### Brief
Look through the data below and say how many of its lines contain "this", adding nothing else.

### Provided entries
>> begin
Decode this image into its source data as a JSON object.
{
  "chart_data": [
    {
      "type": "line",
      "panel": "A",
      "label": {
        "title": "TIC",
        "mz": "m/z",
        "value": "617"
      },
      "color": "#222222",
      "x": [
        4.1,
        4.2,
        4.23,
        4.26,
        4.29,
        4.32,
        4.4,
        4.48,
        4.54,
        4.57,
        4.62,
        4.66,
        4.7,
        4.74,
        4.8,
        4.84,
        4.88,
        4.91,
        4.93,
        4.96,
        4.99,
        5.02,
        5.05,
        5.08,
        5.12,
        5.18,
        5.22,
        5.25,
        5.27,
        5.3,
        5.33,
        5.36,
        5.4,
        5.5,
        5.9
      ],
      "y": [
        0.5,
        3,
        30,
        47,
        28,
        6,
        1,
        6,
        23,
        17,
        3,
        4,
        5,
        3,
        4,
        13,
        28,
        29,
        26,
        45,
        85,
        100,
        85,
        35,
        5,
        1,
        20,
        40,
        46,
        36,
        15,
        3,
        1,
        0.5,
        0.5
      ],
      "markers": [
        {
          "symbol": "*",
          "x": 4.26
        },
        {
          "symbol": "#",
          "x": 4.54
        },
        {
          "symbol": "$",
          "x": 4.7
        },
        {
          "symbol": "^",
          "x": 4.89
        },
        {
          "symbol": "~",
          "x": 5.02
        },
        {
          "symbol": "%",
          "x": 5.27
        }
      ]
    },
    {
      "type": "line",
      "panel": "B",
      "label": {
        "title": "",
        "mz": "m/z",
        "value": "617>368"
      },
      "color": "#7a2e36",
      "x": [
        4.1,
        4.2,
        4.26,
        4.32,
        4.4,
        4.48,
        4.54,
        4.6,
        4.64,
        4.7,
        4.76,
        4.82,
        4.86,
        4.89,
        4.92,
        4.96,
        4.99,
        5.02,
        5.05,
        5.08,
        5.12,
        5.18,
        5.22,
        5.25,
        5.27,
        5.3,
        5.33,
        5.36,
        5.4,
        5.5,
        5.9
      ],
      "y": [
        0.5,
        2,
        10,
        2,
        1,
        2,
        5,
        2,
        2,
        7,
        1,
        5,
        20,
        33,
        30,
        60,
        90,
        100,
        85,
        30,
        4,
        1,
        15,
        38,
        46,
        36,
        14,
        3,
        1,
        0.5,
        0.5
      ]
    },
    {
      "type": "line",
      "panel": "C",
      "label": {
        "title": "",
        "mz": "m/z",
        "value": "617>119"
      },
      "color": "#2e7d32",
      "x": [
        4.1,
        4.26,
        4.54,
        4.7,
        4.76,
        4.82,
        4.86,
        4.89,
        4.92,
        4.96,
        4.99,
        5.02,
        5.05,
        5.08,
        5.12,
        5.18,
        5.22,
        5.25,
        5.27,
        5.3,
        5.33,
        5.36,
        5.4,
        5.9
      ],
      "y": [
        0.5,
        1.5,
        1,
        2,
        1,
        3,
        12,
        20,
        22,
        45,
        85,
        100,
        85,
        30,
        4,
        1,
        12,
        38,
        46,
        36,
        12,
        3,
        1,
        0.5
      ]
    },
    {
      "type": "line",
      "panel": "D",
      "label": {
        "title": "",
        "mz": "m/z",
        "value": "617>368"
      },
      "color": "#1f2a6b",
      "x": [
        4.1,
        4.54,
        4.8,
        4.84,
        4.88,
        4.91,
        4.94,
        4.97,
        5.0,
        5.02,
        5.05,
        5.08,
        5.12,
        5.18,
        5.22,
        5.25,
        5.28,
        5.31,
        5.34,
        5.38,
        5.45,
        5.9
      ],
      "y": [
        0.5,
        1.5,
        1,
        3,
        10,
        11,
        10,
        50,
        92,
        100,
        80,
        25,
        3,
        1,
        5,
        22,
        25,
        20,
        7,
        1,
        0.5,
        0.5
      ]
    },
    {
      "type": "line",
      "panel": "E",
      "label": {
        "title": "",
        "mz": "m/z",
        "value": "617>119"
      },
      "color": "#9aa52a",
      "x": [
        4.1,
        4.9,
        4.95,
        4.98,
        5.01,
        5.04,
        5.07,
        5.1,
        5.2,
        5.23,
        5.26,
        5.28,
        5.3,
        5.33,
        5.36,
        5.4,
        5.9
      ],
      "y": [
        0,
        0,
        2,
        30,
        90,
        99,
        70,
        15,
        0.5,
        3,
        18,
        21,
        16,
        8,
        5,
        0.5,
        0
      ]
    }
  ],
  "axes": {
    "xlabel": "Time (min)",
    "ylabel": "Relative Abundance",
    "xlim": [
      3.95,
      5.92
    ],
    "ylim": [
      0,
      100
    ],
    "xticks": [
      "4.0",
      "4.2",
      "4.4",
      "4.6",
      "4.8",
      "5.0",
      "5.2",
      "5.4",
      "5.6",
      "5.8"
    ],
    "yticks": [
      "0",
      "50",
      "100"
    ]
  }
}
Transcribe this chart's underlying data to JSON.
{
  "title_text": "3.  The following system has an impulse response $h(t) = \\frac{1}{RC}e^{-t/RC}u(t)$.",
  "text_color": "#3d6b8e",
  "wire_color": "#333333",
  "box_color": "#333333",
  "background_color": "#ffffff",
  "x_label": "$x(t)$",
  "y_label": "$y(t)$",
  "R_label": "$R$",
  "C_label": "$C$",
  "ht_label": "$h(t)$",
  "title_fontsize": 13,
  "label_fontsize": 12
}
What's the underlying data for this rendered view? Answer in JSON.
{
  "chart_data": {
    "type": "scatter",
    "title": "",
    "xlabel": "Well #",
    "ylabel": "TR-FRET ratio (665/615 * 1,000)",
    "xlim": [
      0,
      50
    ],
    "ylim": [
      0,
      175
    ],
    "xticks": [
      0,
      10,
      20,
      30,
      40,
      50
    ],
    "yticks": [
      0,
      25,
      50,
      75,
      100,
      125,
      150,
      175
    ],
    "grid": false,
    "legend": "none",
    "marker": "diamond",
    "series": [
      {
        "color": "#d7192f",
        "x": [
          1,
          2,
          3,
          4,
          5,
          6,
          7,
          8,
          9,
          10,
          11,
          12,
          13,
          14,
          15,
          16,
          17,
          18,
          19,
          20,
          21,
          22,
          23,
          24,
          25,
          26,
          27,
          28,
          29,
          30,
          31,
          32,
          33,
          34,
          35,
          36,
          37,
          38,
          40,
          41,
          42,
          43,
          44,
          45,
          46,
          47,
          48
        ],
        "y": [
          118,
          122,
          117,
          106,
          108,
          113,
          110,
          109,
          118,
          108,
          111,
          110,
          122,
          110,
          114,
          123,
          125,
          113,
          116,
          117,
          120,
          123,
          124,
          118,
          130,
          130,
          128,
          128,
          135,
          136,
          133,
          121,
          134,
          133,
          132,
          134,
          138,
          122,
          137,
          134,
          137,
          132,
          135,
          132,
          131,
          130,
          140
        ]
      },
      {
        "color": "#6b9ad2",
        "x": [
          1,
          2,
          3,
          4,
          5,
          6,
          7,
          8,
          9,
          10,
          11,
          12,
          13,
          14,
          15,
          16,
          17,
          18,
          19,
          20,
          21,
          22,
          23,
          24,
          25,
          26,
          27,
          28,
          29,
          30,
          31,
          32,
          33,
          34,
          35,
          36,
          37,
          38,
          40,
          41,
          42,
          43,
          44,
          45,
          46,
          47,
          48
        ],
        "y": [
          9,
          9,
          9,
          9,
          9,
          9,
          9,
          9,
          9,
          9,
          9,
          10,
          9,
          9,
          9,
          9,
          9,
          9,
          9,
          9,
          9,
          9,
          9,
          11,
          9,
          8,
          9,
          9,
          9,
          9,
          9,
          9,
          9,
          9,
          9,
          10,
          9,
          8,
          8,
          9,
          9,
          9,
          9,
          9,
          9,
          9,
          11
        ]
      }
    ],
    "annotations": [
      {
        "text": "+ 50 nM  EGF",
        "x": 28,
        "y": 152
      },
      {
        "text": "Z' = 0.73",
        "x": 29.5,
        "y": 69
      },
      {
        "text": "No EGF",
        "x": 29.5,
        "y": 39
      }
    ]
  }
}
>> end
### Result
3